::: Data :::

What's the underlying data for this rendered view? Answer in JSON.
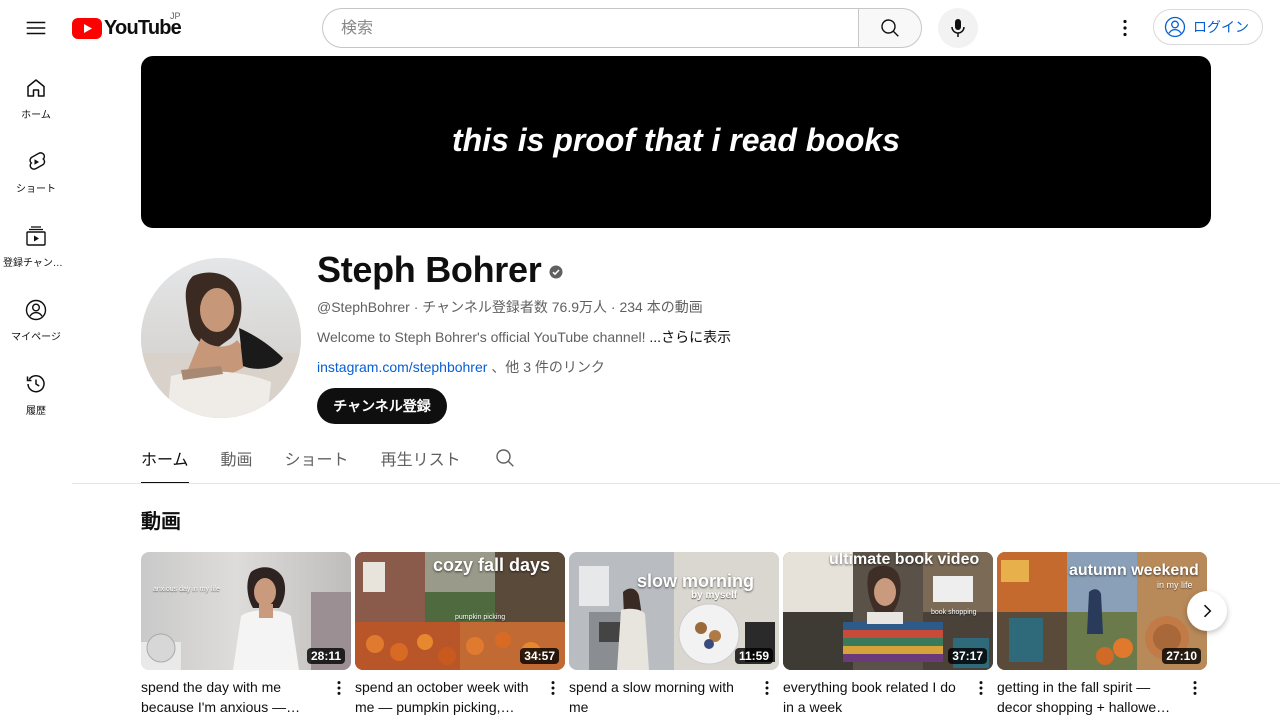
{
  "masthead": {
    "logo_text": "YouTube",
    "region": "JP",
    "search_placeholder": "検索",
    "login_label": "ログイン"
  },
  "guide": {
    "items": [
      {
        "label": "ホーム",
        "icon": "home-icon"
      },
      {
        "label": "ショート",
        "icon": "shorts-icon"
      },
      {
        "label": "登録チャンネル",
        "icon": "subscriptions-icon"
      },
      {
        "label": "マイページ",
        "icon": "you-icon"
      },
      {
        "label": "履歴",
        "icon": "history-icon"
      }
    ]
  },
  "channel": {
    "banner_text": "this is proof that i read books",
    "name": "Steph Bohrer",
    "handle": "@StephBohrer",
    "subscribers": "チャンネル登録者数 76.9万人",
    "video_count": "234 本の動画",
    "description": "Welcome to Steph Bohrer's official YouTube channel! ",
    "more_label": "...さらに表示",
    "link_text": "instagram.com/stephbohrer",
    "other_links": "、他 3 件のリンク",
    "subscribe_label": "チャンネル登録"
  },
  "tabs": [
    {
      "label": "ホーム",
      "active": true
    },
    {
      "label": "動画",
      "active": false
    },
    {
      "label": "ショート",
      "active": false
    },
    {
      "label": "再生リスト",
      "active": false
    }
  ],
  "section": {
    "title": "動画"
  },
  "videos": [
    {
      "title": "spend the day with me because I'm anxious — doing things to feel better",
      "duration": "28:11",
      "thumb_text": "",
      "thumb_small": "anxious day in my life"
    },
    {
      "title": "spend an october week with me — pumpkin picking, decorating & more",
      "duration": "34:57",
      "thumb_text": "cozy fall days",
      "thumb_small": "pumpkin picking"
    },
    {
      "title": "spend a slow morning with me",
      "duration": "11:59",
      "thumb_text": "slow morning",
      "thumb_small": "by myself"
    },
    {
      "title": "everything book related I do in a week",
      "duration": "37:17",
      "thumb_text": "ultimate book video",
      "thumb_small": "book shopping"
    },
    {
      "title": "getting in the fall spirit — decor shopping + halloween prep",
      "duration": "27:10",
      "thumb_text": "autumn weekend",
      "thumb_small": "in my life"
    }
  ]
}
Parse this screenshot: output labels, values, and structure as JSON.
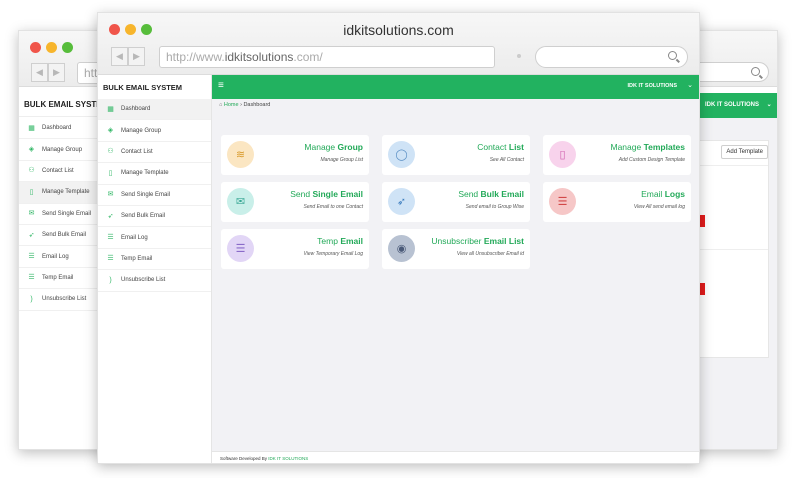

:::

Search the listing for the string "morning". Copy each line where it turns up.

> [Exercise solution]:
      "title": "spend a slow morning with me",
      "thumb_text": "slow morning",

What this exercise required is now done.